### To do
Rewrite the passage of the motion-pattern results text that begins with the words "A significant effect" and ends with "also nonsignificant (p = 0.113).", substituting "not significant" for "nonsignificant".

### Extract to read
------

A significant effect of motion pattern on mean reaction times of correct responses to targets was found [F(2, 34) = 6.42, p < 0.01, η 2 = 0.27]. The shortest reaction time of correct responses to targets was in the CS + PS condition (M = 471.92 ms, SD = 67.01). Planned comparisons revealed, as hypothesized, significant differences between CS + PS and CM + PM conditions (M = 484.58 ms, SD = 59.66; p < 0.01). Mean reaction times of correct responses to targets in the CS + PM condition (M = 477.51 ms, SD = 70.18) did not differ significantly when compared with CS + PS condition, although the significance level was only slightly above the p < .05 threshold (p = 0.056). The difference between CS + PM and CM + PM conditions was also nonsignificant (p = 0.113).

Significant effect of motion pattern on mean proportion of subjectively felt sensation of vection was found [F(2, 34) = 3.54, p < 0.05, η 2 = 0.17], indicating the least frequent vection ratings in the CS + PS condition (M = 0.04, SD = 0.12). Planned comparisons revealed, as hypothesized, significant differences for the CS + PS condition compared with the CM + PM condition (M = 0.30, SD = 0.39; p = 0.019) and with the CS + PM condition (M = 0.22, SD = 0.31; p = 0.025). There was no difference between CM + PM and CS + PM conditions (p = .503).

------

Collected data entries
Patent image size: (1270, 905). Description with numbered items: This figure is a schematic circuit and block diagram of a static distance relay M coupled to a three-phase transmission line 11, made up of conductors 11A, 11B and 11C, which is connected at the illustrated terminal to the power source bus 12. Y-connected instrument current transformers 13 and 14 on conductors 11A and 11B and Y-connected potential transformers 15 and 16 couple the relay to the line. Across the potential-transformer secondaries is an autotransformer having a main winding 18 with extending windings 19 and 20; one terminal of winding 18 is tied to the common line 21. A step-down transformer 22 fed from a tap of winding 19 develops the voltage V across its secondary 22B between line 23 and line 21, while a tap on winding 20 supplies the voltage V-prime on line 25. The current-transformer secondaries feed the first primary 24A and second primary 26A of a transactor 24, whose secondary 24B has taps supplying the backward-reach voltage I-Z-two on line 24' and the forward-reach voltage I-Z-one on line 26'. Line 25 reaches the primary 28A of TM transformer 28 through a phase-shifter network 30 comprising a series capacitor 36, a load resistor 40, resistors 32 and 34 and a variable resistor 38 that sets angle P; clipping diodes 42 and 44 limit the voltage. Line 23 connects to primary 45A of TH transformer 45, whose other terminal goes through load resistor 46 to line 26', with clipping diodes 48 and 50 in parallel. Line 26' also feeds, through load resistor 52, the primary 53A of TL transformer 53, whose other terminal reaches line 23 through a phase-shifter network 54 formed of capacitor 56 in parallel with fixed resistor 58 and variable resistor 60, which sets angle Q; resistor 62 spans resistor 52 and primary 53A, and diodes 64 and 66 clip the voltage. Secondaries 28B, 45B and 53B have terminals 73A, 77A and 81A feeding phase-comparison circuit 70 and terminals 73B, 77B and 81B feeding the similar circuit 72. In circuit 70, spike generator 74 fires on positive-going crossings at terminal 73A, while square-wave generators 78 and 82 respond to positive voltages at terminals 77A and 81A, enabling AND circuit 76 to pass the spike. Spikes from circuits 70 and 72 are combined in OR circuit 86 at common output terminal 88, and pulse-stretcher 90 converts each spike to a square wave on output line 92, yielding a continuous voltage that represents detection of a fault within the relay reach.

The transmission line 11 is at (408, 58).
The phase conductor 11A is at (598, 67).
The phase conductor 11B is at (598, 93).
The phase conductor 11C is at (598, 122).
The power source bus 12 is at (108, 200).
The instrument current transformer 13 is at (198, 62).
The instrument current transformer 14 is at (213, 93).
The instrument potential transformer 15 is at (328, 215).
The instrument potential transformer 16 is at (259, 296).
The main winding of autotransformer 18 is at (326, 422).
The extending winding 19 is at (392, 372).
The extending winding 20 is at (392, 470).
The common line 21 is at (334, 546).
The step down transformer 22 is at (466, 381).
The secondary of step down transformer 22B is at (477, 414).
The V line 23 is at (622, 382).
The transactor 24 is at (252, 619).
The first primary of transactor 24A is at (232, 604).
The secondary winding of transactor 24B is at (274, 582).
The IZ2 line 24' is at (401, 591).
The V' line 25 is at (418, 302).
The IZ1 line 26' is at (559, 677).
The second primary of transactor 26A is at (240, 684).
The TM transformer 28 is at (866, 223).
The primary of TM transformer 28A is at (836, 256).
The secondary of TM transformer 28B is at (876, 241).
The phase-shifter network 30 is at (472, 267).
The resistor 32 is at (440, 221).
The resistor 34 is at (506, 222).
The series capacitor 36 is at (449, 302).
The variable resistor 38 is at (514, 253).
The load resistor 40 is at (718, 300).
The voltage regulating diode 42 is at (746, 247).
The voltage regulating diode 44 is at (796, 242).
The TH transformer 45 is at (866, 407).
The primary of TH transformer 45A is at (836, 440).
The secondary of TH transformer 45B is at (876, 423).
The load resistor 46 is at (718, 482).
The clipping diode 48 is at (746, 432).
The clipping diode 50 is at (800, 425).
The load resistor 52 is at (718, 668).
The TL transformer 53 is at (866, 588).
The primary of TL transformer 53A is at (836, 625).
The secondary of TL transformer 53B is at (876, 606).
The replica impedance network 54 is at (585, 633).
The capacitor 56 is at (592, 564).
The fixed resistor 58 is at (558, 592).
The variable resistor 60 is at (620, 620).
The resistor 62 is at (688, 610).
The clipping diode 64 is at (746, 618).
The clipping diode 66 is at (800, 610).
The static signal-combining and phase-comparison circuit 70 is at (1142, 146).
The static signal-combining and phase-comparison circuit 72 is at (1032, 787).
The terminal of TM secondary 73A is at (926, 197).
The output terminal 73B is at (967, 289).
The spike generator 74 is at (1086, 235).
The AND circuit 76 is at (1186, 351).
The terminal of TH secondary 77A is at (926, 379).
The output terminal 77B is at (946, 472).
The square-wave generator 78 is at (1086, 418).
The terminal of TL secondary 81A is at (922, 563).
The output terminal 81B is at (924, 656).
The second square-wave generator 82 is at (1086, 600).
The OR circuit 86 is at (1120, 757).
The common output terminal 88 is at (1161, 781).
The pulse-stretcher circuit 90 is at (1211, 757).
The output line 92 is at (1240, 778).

------

### Response to the exercise
A significant effect of motion pattern on mean reaction times of correct responses to targets was found [F(2, 34) = 6.42, p < 0.01, η 2 = 0.27]. The shortest reaction time of correct responses to targets was in the CS + PS condition (M = 471.92 ms, SD = 67.01). Planned comparisons revealed, as hypothesized, significant differences between CS + PS and CM + PM conditions (M = 484.58 ms, SD = 59.66; p < 0.01). Mean reaction times of correct responses to targets in the CS + PM condition (M = 477.51 ms, SD = 70.18) did not differ significantly when compared with CS + PS condition, although the significance level was only slightly above the p < .05 threshold (p = 0.056). The difference between CS + PM and CM + PM conditions was also not significant (p = 0.113).